» SET OF TASKS:
**1.** Decide whether each statement agrees with the text on identity fraud below, answering yes or no and quoting the deciding words: (a) According to the World Bank, only 0.1% of the UK was using the internet in 1990. (b) Cifas members recorded over 185,000 instances of identity fraud in 2011. (c) The price for DDoS-for-hire services has tripled since 2017.
**2.** In the identity fraud text below, what does the term "fullz" refer to?

» SOURCE TEXT:
________________

Today marks International Internet Day 2021, celebrating 52 years since the first internet connection was made. The pandemic has proven the value of the internet, from enabling us to stay in contact with friends and family, to allowing us to work remotely. Data from Ofcom shows UK adults spent, on average, over 4 hours online every day in 2020, up from 3.5 hours in 2019, and we can expect that number to have increased again in 2021.

However, our increased reliance on the internet has left many individuals vulnerable to a range of fraudulent activities where the internet was a key platform used to launch the attack. Examples of these attacks include vaccine-related phishing messages, fake delivery company emails and romance scams. These attacks remain prominent threats, and are key enablers of identity fraud.

The evolution of identity fraud

In 1990, two years after Cifas was established, only 0.1% of the UK were using the internet according to the World Bank. During this time, much of identity fraud consisted of individuals physically walking from shop-to-shop using stolen personal details to open store cards under a victim’s name. They’d then spend money on the card, and move on to the next store to do the same thing again.

Leap forward to 2011 and 85% of the UK population were on the internet. That year, Cifas members recorded over 113,000 instances of identity fraud, particularly targeting mail orders, telecoms companies and banks. Nine years later in 2020, and internet usage has continued to surge, with almost 95% of the population online. The number of instances of identity fraud also grew to over 185,000 cases, or one case fewer than every three minutes. This trend looks set to continue, with an 11% increase in identity fraud recorded during the first six months of 2021.

How has the internet enabled the evolution of identity fraud?

The internet has been a key platform to launch fraud attacks, with identity fraud being an enduring threat throughout. An important factor in this is the vast amount of personal information that can be harvested online from various sources including social media platforms, company websites, public registers and online marketplaces. Once this data is in the hands of criminals, it can be used to impersonate businesses and individuals.

The growth in cybercrime-as-a-service (CaaS) is another example of how the internet has supported the evolution of identity fraud through the trading of sophisticated fraud products via online marketplaces – including products such as bespoke phishing kits and ransomware services. Coupled with these threats are secure messaging platforms with end-to-end encryption. These allow perpetrators to recruit specialists in their field, such as hackers or professional money launderers.

While historic identity fraud attacks may have been perpetrated by career criminals, the growth of CaaS has provided an environment to support novices looking to commit fraud.Identity packages, known as ‘fullz’, and social engineering scripts are readily available to purchase on both the surface web and dark web to facilitate fraud. The demand for compromised information has grown to the benefit of those with the skills to steal them. Research suggests the price of stolen credit card details has seen triple-digit growth while the price for DDoS-for-hire services have nearly quadrupled since 2017.

Cifas members and law enforcement share these threats with each other through Organised Fraud Intelligence Group (OFIG) meetings. These meetings demonstrate the cross-sector threat internet-enabled fraud presents to businesses, with the harvesting of personal and financial information remaining a key theme for all involved.

________________

Records from a data collection
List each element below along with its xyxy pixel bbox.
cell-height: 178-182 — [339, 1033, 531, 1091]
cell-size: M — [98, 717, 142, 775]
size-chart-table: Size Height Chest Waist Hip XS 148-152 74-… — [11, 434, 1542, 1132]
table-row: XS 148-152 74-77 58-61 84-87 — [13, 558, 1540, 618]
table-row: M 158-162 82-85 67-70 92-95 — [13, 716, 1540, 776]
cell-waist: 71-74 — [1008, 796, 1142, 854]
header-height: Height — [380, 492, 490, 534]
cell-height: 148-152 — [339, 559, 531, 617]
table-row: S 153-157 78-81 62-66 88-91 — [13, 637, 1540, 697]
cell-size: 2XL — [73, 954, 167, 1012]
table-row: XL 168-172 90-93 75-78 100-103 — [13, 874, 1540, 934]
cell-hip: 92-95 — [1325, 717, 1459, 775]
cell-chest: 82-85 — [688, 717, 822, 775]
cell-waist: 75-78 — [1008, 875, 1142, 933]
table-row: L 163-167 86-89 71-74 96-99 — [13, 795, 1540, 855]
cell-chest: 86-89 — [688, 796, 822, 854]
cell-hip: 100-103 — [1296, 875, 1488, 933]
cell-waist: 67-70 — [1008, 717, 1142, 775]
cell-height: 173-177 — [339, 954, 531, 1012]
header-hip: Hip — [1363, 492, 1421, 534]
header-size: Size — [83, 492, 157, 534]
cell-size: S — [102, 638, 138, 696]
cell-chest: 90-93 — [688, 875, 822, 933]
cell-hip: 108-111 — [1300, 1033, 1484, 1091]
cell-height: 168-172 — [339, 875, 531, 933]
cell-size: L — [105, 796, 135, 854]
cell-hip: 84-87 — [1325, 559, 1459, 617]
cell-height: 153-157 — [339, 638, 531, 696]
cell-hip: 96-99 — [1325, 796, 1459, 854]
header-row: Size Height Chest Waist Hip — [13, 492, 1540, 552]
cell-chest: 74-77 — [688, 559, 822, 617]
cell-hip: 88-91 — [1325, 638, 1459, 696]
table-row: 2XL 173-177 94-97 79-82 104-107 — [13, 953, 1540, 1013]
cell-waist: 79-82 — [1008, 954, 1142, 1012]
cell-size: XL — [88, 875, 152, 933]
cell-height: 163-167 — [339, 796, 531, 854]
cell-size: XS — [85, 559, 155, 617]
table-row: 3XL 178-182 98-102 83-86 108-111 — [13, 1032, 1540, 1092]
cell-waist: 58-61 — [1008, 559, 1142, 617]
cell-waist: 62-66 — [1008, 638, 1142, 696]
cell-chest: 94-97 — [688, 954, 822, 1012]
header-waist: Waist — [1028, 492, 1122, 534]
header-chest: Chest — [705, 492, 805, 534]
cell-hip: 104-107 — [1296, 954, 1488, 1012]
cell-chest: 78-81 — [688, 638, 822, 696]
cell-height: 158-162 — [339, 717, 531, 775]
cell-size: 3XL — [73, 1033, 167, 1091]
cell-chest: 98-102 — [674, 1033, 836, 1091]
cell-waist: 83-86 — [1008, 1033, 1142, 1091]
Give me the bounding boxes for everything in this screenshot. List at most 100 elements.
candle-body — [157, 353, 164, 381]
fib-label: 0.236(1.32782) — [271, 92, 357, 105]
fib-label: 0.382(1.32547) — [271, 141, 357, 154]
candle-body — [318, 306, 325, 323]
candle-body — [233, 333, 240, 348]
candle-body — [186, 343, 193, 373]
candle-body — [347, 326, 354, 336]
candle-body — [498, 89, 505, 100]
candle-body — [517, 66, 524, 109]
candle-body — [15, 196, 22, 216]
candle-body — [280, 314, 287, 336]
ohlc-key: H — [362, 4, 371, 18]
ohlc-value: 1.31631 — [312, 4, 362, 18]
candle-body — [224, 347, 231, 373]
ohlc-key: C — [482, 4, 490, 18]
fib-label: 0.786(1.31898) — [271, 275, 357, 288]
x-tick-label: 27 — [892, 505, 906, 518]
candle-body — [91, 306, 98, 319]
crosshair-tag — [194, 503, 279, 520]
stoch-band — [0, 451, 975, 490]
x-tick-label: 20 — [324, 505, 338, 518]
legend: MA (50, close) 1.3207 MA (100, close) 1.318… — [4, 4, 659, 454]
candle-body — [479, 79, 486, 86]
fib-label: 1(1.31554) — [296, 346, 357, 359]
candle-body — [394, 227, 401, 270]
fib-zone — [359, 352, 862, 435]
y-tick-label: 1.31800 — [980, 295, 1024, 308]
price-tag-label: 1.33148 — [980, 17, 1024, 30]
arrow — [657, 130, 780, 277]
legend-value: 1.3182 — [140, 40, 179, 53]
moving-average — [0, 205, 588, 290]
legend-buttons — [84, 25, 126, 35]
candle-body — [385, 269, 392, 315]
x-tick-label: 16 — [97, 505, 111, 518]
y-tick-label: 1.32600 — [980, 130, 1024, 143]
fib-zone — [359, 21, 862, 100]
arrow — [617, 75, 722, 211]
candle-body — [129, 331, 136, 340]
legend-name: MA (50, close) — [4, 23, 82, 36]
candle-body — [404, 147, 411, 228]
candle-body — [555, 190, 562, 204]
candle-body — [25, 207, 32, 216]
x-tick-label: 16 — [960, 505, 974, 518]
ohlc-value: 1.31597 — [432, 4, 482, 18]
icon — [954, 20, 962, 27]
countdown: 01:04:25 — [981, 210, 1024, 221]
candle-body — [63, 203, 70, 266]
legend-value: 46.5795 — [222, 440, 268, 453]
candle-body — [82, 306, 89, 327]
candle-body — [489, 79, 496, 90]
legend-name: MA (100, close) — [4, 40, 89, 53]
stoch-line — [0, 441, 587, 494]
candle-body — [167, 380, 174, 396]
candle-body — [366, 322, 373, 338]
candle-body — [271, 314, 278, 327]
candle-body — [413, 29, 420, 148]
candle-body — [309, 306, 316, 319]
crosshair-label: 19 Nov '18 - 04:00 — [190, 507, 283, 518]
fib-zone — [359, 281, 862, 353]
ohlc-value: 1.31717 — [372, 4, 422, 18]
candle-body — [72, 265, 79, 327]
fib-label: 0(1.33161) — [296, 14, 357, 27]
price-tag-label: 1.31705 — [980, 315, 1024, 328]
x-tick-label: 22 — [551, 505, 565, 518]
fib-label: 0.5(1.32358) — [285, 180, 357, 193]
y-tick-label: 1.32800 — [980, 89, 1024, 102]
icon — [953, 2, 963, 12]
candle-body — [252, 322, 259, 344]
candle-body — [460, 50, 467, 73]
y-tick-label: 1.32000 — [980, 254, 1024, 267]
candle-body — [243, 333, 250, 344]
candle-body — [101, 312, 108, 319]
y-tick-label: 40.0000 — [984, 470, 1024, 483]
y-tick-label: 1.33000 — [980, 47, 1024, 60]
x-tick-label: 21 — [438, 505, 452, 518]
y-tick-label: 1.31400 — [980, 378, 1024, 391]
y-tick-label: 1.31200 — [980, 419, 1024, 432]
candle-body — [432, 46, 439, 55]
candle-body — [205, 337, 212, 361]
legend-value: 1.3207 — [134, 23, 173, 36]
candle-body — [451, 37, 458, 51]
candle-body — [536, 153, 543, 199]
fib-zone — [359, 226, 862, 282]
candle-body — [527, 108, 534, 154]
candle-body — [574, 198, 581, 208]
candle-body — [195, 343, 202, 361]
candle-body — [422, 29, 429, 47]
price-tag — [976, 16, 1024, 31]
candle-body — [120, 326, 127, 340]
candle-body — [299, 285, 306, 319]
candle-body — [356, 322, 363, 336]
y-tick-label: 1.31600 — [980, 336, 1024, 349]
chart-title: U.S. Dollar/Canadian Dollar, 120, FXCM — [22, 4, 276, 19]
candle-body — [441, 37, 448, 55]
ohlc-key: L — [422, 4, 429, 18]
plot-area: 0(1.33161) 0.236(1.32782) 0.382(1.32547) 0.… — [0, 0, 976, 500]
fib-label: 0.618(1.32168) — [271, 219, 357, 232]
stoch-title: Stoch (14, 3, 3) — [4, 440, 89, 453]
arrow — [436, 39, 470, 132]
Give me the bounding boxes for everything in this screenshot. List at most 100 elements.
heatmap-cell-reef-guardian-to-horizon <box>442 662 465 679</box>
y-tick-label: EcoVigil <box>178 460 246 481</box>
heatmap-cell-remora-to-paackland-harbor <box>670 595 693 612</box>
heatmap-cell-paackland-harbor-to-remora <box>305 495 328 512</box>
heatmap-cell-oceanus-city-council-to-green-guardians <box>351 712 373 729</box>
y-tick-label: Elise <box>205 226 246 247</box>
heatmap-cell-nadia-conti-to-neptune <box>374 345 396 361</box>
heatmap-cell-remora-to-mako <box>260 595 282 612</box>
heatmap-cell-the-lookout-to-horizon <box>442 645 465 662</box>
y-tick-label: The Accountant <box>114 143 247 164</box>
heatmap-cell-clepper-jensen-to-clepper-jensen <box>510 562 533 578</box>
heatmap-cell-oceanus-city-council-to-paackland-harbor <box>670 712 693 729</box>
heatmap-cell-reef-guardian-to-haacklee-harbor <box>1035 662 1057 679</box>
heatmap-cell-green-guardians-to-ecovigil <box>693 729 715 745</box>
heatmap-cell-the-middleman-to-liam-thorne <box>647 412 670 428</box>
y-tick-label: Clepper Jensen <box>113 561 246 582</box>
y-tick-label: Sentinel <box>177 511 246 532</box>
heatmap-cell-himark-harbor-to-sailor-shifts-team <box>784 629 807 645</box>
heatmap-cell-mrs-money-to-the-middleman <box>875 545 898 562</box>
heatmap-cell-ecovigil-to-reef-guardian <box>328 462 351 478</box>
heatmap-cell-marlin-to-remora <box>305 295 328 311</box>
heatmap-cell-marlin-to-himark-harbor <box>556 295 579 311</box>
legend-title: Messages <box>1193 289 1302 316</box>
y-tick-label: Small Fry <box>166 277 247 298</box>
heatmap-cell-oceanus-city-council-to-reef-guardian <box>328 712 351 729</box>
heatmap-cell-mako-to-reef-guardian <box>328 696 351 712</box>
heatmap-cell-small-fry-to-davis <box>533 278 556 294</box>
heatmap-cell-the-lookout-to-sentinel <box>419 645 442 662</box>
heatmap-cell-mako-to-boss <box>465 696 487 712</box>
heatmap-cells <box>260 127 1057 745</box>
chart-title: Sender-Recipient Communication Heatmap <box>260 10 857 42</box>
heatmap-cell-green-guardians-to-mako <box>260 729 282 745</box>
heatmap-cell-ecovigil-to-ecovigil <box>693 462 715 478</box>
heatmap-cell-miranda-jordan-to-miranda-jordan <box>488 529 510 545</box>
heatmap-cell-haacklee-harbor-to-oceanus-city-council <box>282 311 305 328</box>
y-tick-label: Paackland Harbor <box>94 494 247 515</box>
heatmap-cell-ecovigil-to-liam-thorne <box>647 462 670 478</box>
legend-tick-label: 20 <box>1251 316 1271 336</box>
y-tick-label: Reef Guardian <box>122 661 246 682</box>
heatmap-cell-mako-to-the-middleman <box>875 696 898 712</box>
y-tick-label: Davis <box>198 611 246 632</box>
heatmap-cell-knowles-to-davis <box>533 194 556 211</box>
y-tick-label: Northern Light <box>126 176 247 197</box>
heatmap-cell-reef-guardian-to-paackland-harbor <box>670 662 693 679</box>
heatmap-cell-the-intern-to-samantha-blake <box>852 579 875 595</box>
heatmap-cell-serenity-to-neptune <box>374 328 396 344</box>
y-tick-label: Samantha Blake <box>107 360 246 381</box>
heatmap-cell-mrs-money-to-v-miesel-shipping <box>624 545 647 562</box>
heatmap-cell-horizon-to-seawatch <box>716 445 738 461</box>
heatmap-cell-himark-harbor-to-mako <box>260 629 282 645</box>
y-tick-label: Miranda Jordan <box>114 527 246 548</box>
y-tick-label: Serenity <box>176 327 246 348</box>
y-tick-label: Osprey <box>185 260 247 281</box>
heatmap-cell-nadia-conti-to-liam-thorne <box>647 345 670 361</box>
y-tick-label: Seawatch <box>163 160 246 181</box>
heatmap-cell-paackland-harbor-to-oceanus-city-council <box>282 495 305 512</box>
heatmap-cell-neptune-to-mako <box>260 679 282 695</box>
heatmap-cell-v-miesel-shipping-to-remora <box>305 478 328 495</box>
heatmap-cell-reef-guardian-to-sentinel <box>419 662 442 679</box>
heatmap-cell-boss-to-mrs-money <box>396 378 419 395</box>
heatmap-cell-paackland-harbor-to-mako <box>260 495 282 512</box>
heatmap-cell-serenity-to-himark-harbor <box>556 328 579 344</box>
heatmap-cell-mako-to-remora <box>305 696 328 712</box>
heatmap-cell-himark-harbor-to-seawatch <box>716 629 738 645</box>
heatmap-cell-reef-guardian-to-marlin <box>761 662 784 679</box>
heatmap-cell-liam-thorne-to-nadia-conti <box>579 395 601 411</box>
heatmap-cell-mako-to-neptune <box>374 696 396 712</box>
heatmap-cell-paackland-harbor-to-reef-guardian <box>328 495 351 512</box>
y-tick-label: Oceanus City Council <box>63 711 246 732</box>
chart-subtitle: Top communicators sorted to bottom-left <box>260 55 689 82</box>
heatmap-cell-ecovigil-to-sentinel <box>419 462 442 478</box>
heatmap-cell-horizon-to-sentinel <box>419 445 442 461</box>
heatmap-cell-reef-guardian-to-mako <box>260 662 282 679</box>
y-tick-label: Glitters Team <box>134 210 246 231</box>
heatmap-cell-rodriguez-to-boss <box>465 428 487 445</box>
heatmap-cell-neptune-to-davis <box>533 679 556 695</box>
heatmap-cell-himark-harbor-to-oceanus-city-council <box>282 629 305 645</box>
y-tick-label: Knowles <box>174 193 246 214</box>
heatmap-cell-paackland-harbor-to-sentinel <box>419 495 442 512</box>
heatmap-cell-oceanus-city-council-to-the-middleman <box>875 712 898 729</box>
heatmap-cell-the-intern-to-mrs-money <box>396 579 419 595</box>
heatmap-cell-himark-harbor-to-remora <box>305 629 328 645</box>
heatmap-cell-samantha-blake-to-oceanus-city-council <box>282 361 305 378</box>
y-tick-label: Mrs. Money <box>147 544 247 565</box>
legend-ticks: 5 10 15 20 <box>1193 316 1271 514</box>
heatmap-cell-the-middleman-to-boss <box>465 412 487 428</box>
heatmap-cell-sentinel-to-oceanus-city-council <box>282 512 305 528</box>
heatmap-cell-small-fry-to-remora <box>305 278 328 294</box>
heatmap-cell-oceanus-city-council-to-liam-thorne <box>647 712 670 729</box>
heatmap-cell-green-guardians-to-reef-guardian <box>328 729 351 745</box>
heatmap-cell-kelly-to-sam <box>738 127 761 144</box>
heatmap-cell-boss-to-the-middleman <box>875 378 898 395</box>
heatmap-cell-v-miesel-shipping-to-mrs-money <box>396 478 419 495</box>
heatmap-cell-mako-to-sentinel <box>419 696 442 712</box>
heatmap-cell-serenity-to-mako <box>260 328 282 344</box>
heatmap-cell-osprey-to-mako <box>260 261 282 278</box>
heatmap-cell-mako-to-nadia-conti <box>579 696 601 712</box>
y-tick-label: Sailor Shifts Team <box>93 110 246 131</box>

________________

» SOLUTIONS BY TASK:
**1.**
(a) Yes: "In 1990, two years after Cifas was established, only 0.1% of the UK were using the internet according to the World Bank."
(b) No: "That year, Cifas members recorded over 113,000 instances of identity fraud"
(c) No: "the price for DDoS-for-hire services have nearly quadrupled since 2017"

**2.** It refers to identity packages.